▶ **Task directions**:
Write out all entries word for word.

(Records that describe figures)

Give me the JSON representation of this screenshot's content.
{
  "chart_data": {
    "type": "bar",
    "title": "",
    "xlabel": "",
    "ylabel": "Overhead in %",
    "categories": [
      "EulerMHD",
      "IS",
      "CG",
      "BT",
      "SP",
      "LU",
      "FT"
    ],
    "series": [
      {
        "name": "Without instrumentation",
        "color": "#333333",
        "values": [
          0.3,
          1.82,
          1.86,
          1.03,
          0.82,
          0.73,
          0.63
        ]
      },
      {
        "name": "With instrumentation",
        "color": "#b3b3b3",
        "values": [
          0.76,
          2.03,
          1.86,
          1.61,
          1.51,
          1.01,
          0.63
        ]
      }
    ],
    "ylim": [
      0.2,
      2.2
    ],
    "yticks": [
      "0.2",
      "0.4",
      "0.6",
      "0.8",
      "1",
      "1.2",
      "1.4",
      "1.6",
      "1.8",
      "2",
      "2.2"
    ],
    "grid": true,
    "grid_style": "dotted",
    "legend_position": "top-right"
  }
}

▶ **Output**:
Give me the JSON representation of this screenshot's content.
{
  "chart_data": {
    "type": "bar",
    "title": "",
    "xlabel": "",
    "ylabel": "Overhead in %",
    "categories": [
      "EulerMHD",
      "IS",
      "CG",
      "BT",
      "SP",
      "LU",
      "FT"
    ],
    "series": [
      {
        "name": "Without instrumentation",
        "color": "#333333",
        "values": [
          0.3,
          1.82,
          1.86,
          1.03,
          0.82,
          0.73,
          0.63
        ]
      },
      {
        "name": "With instrumentation",
        "color": "#b3b3b3",
        "values": [
          0.76,
          2.03,
          1.86,
          1.61,
          1.51,
          1.01,
          0.63
        ]
      }
    ],
    "ylim": [
      0.2,
      2.2
    ],
    "yticks": [
      "0.2",
      "0.4",
      "0.6",
      "0.8",
      "1",
      "1.2",
      "1.4",
      "1.6",
      "1.8",
      "2",
      "2.2"
    ],
    "grid": true,
    "grid_style": "dotted",
    "legend_position": "top-right"
  }
}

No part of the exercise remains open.